Set task:
Give back exactly the lines from the one containing "Read out every word on this page." through the end of the records, including both, and no others.

====== Records for processing ======

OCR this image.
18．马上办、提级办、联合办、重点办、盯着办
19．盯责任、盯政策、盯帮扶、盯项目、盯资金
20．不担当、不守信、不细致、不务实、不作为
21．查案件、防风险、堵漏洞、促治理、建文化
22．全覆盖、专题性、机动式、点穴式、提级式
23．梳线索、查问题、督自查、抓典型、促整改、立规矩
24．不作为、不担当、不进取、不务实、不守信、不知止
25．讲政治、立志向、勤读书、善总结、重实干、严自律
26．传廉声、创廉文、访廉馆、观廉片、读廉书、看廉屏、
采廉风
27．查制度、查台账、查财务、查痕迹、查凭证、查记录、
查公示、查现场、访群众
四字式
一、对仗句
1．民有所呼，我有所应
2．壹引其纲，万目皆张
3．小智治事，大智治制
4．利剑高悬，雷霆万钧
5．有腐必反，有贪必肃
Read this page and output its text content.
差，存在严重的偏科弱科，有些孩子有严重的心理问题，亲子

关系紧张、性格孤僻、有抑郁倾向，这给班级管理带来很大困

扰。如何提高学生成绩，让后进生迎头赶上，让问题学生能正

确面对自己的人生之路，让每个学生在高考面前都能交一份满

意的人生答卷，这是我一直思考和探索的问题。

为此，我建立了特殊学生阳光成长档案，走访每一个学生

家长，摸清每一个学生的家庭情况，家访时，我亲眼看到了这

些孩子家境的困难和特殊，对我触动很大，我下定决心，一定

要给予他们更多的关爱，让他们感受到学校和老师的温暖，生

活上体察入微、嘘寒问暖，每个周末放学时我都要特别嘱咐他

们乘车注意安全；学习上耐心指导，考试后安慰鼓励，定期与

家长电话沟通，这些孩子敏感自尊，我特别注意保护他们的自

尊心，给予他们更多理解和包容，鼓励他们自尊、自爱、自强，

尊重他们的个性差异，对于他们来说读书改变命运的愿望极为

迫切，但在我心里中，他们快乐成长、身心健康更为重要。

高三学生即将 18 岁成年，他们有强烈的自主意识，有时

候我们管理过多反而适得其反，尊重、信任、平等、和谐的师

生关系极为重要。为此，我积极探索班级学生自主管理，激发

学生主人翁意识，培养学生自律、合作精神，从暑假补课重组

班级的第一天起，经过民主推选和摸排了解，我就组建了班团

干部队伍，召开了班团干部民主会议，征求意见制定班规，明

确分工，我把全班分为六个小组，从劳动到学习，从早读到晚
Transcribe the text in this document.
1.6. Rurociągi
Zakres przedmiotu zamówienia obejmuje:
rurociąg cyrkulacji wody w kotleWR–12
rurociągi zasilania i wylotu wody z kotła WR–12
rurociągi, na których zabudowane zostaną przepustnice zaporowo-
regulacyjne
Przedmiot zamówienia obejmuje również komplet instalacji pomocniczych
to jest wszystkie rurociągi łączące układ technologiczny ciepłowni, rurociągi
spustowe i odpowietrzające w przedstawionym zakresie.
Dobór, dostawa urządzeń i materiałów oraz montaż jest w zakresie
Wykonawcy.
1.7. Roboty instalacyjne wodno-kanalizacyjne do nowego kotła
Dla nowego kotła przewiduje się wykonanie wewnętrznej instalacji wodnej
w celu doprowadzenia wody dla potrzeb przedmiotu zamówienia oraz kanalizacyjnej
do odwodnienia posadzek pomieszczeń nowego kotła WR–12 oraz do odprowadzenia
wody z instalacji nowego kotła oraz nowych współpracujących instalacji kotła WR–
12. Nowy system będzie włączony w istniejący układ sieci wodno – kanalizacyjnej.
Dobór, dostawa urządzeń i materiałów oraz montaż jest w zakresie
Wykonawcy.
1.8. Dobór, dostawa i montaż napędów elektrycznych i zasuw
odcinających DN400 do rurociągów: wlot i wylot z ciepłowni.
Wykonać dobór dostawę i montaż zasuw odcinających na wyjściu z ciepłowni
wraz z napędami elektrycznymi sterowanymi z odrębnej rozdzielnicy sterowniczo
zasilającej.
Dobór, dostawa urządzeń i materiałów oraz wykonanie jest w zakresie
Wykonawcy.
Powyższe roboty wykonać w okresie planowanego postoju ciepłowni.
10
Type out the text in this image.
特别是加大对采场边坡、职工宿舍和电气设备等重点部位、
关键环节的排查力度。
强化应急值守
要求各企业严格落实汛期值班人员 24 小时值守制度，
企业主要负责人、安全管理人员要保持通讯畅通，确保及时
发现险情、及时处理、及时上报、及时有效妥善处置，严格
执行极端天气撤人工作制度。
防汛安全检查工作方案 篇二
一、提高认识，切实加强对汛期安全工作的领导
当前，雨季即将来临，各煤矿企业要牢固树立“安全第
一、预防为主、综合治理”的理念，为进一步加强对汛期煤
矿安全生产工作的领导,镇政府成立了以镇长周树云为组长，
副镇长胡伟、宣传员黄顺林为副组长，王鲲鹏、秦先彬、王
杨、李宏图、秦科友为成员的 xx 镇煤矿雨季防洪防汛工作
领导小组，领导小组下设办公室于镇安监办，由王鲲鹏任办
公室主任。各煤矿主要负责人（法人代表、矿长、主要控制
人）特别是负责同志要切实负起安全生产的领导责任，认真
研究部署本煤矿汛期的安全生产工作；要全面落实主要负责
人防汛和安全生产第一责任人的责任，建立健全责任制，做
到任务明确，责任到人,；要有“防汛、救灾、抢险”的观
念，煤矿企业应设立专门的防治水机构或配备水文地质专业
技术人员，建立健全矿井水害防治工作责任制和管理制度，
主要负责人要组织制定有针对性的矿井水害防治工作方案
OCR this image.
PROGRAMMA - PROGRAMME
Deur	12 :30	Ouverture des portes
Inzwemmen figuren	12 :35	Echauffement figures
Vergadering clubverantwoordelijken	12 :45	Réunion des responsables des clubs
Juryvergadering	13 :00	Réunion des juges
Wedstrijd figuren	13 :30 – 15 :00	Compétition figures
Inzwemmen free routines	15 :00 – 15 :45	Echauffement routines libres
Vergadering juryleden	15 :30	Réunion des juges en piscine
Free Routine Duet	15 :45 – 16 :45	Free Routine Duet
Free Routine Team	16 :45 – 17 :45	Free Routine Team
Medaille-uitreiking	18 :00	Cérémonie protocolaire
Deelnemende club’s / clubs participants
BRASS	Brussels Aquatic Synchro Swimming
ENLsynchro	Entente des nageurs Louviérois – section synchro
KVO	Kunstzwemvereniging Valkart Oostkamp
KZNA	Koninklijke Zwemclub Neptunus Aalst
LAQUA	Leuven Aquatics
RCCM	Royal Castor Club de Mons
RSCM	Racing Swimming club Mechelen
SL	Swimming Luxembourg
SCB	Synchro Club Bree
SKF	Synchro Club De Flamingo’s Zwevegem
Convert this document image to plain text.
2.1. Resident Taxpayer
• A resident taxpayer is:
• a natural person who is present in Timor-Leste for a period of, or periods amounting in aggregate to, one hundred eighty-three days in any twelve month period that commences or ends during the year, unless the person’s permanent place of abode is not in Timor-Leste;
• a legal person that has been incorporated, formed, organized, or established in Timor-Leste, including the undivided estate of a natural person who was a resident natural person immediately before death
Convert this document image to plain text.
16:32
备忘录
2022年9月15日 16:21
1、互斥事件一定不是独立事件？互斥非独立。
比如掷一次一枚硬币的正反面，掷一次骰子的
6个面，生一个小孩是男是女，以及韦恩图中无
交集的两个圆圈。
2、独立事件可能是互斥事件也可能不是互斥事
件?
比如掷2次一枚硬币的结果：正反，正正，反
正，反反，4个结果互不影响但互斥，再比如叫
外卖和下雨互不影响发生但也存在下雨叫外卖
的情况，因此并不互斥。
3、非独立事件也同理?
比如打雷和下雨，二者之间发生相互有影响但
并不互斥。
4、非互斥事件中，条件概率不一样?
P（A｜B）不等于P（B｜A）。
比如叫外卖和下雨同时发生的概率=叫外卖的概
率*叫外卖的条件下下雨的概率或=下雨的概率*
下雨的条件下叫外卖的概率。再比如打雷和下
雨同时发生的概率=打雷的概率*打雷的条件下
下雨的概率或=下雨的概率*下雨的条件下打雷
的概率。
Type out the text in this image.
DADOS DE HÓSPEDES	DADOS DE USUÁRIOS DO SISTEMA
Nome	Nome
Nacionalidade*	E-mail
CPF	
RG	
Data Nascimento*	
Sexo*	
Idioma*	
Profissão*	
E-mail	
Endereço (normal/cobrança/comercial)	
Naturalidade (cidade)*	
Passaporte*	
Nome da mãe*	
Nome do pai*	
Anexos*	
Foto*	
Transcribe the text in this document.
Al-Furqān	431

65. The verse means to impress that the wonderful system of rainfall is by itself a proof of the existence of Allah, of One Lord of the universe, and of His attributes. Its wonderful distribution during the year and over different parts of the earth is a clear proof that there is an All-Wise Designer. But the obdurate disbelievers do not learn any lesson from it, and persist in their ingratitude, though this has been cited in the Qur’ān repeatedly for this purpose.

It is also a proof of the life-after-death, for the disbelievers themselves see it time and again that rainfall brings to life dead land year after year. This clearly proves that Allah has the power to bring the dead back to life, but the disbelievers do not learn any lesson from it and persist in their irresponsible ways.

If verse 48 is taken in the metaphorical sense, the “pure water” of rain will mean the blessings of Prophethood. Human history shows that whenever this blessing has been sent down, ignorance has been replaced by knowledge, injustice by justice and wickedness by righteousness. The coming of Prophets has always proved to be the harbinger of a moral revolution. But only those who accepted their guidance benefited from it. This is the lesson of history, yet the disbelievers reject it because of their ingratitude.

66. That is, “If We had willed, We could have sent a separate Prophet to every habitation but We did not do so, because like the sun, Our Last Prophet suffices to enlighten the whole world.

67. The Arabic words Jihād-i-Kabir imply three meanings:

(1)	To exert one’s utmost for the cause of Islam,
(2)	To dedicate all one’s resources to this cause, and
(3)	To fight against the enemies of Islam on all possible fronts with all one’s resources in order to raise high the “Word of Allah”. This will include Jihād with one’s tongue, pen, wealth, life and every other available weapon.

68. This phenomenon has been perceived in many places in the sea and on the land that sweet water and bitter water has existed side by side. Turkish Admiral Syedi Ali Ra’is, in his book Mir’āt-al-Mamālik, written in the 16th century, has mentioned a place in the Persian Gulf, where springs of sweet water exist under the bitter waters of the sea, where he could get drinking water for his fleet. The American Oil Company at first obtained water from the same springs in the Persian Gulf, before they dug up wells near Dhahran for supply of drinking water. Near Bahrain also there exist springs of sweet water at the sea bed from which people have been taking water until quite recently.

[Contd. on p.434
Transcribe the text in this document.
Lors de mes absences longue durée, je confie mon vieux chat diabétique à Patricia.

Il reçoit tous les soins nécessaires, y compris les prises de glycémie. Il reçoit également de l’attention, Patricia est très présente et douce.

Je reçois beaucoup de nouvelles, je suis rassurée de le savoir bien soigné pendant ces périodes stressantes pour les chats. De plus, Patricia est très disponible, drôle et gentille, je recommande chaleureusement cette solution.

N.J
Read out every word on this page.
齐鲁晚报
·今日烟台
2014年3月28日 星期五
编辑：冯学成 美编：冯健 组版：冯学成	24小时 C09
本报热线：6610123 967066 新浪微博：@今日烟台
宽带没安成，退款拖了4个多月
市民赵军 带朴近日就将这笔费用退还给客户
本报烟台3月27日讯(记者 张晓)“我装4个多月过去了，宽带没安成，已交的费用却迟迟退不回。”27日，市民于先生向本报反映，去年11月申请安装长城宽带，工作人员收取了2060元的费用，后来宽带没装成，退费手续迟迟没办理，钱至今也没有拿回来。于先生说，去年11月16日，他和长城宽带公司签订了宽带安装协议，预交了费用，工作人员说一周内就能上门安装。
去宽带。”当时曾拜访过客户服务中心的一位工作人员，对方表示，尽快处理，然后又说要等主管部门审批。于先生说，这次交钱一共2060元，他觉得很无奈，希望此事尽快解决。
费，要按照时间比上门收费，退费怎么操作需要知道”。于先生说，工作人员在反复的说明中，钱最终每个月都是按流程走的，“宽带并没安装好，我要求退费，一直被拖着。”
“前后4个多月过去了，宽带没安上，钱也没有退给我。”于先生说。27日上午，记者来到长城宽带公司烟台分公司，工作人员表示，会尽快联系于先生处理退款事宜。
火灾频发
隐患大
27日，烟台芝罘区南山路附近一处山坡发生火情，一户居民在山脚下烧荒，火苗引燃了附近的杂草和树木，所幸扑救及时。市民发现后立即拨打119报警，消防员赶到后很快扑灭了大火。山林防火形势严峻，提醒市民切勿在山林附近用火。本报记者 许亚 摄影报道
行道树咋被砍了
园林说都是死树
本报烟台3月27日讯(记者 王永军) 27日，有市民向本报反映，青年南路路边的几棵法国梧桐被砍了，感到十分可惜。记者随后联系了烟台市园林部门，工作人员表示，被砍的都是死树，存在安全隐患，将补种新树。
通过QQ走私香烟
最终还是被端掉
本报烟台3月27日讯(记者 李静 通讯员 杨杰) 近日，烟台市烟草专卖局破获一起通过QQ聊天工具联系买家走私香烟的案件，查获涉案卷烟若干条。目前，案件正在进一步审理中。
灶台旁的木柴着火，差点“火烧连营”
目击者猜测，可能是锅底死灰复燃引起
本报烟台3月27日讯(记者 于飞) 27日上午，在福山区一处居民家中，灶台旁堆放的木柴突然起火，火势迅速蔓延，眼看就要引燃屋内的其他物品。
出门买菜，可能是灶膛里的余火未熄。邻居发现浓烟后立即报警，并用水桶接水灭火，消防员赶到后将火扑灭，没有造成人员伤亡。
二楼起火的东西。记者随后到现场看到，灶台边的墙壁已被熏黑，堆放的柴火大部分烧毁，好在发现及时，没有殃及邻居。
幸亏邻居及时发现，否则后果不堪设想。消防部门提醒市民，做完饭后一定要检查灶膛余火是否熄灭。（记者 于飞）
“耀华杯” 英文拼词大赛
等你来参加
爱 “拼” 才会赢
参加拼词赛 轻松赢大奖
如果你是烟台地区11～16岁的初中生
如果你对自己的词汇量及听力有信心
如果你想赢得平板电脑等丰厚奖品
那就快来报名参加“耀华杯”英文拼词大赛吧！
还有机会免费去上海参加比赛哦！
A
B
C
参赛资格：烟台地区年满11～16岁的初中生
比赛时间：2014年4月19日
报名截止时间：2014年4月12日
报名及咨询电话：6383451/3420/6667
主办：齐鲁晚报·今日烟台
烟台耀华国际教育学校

======

Complete response:
Read out every word on this page.
齐鲁晚报
·今日烟台
2014年3月28日 星期五
编辑：冯学成 美编：冯健 组版：冯学成	24小时 C09
本报热线：6610123 967066 新浪微博：@今日烟台
宽带没安成，退款拖了4个多月
市民赵军 带朴近日就将这笔费用退还给客户
本报烟台3月27日讯(记者 张晓)“我装4个多月过去了，宽带没安成，已交的费用却迟迟退不回。”27日，市民于先生向本报反映，去年11月申请安装长城宽带，工作人员收取了2060元的费用，后来宽带没装成，退费手续迟迟没办理，钱至今也没有拿回来。于先生说，去年11月16日，他和长城宽带公司签订了宽带安装协议，预交了费用，工作人员说一周内就能上门安装。
去宽带。”当时曾拜访过客户服务中心的一位工作人员，对方表示，尽快处理，然后又说要等主管部门审批。于先生说，这次交钱一共2060元，他觉得很无奈，希望此事尽快解决。
费，要按照时间比上门收费，退费怎么操作需要知道”。于先生说，工作人员在反复的说明中，钱最终每个月都是按流程走的，“宽带并没安装好，我要求退费，一直被拖着。”
“前后4个多月过去了，宽带没安上，钱也没有退给我。”于先生说。27日上午，记者来到长城宽带公司烟台分公司，工作人员表示，会尽快联系于先生处理退款事宜。
火灾频发
隐患大
27日，烟台芝罘区南山路附近一处山坡发生火情，一户居民在山脚下烧荒，火苗引燃了附近的杂草和树木，所幸扑救及时。市民发现后立即拨打119报警，消防员赶到后很快扑灭了大火。山林防火形势严峻，提醒市民切勿在山林附近用火。本报记者 许亚 摄影报道
行道树咋被砍了
园林说都是死树
本报烟台3月27日讯(记者 王永军) 27日，有市民向本报反映，青年南路路边的几棵法国梧桐被砍了，感到十分可惜。记者随后联系了烟台市园林部门，工作人员表示，被砍的都是死树，存在安全隐患，将补种新树。
通过QQ走私香烟
最终还是被端掉
本报烟台3月27日讯(记者 李静 通讯员 杨杰) 近日，烟台市烟草专卖局破获一起通过QQ聊天工具联系买家走私香烟的案件，查获涉案卷烟若干条。目前，案件正在进一步审理中。
灶台旁的木柴着火，差点“火烧连营”
目击者猜测，可能是锅底死灰复燃引起
本报烟台3月27日讯(记者 于飞) 27日上午，在福山区一处居民家中，灶台旁堆放的木柴突然起火，火势迅速蔓延，眼看就要引燃屋内的其他物品。
出门买菜，可能是灶膛里的余火未熄。邻居发现浓烟后立即报警，并用水桶接水灭火，消防员赶到后将火扑灭，没有造成人员伤亡。
二楼起火的东西。记者随后到现场看到，灶台边的墙壁已被熏黑，堆放的柴火大部分烧毁，好在发现及时，没有殃及邻居。
幸亏邻居及时发现，否则后果不堪设想。消防部门提醒市民，做完饭后一定要检查灶膛余火是否熄灭。（记者 于飞）
“耀华杯” 英文拼词大赛
等你来参加
爱 “拼” 才会赢
参加拼词赛 轻松赢大奖
如果你是烟台地区11～16岁的初中生
如果你对自己的词汇量及听力有信心
如果你想赢得平板电脑等丰厚奖品
那就快来报名参加“耀华杯”英文拼词大赛吧！
还有机会免费去上海参加比赛哦！
A
B
C
参赛资格：烟台地区年满11～16岁的初中生
比赛时间：2014年4月19日
报名截止时间：2014年4月12日
报名及咨询电话：6383451/3420/6667
主办：齐鲁晚报·今日烟台
烟台耀华国际教育学校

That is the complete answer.